Given request ->
Exactly as written, print each record in the listing.

Entries supplied ->
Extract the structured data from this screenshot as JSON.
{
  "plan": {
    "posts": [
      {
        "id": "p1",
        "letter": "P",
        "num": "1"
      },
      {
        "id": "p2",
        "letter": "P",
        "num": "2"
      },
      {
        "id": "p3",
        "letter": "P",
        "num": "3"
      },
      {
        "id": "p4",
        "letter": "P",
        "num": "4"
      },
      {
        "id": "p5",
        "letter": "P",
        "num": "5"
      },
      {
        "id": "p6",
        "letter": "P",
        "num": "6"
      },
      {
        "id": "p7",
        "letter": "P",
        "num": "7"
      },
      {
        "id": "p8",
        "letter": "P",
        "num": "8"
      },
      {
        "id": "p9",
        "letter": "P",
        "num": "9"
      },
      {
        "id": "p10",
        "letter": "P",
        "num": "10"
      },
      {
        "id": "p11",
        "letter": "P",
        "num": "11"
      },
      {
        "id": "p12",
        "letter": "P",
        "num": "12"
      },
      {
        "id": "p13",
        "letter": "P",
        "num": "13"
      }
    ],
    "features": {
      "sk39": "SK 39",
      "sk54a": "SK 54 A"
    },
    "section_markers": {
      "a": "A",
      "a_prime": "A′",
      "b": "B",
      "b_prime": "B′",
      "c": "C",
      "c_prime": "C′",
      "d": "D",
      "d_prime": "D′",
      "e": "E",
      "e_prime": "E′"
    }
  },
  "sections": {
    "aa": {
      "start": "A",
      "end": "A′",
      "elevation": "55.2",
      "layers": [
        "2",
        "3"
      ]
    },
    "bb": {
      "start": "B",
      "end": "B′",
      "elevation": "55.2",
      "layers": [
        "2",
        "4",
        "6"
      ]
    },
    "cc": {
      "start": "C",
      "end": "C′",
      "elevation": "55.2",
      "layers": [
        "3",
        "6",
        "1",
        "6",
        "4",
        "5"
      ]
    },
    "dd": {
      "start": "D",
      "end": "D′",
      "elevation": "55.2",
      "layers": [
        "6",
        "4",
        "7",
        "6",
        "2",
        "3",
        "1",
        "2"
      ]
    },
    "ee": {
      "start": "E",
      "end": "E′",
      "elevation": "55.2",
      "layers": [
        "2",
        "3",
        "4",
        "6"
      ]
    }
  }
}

Task result ->
Extract the structured data from this screenshot as JSON.
{
  "plan": {
    "posts": [
      {
        "id": "p1",
        "letter": "P",
        "num": "1"
      },
      {
        "id": "p2",
        "letter": "P",
        "num": "2"
      },
      {
        "id": "p3",
        "letter": "P",
        "num": "3"
      },
      {
        "id": "p4",
        "letter": "P",
        "num": "4"
      },
      {
        "id": "p5",
        "letter": "P",
        "num": "5"
      },
      {
        "id": "p6",
        "letter": "P",
        "num": "6"
      },
      {
        "id": "p7",
        "letter": "P",
        "num": "7"
      },
      {
        "id": "p8",
        "letter": "P",
        "num": "8"
      },
      {
        "id": "p9",
        "letter": "P",
        "num": "9"
      },
      {
        "id": "p10",
        "letter": "P",
        "num": "10"
      },
      {
        "id": "p11",
        "letter": "P",
        "num": "11"
      },
      {
        "id": "p12",
        "letter": "P",
        "num": "12"
      },
      {
        "id": "p13",
        "letter": "P",
        "num": "13"
      }
    ],
    "features": {
      "sk39": "SK 39",
      "sk54a": "SK 54 A"
    },
    "section_markers": {
      "a": "A",
      "a_prime": "A′",
      "b": "B",
      "b_prime": "B′",
      "c": "C",
      "c_prime": "C′",
      "d": "D",
      "d_prime": "D′",
      "e": "E",
      "e_prime": "E′"
    }
  },
  "sections": {
    "aa": {
      "start": "A",
      "end": "A′",
      "elevation": "55.2",
      "layers": [
        "2",
        "3"
      ]
    },
    "bb": {
      "start": "B",
      "end": "B′",
      "elevation": "55.2",
      "layers": [
        "2",
        "4",
        "6"
      ]
    },
    "cc": {
      "start": "C",
      "end": "C′",
      "elevation": "55.2",
      "layers": [
        "3",
        "6",
        "1",
        "6",
        "4",
        "5"
      ]
    },
    "dd": {
      "start": "D",
      "end": "D′",
      "elevation": "55.2",
      "layers": [
        "6",
        "4",
        "7",
        "6",
        "2",
        "3",
        "1",
        "2"
      ]
    },
    "ee": {
      "start": "E",
      "end": "E′",
      "elevation": "55.2",
      "layers": [
        "2",
        "3",
        "4",
        "6"
      ]
    }
  }
}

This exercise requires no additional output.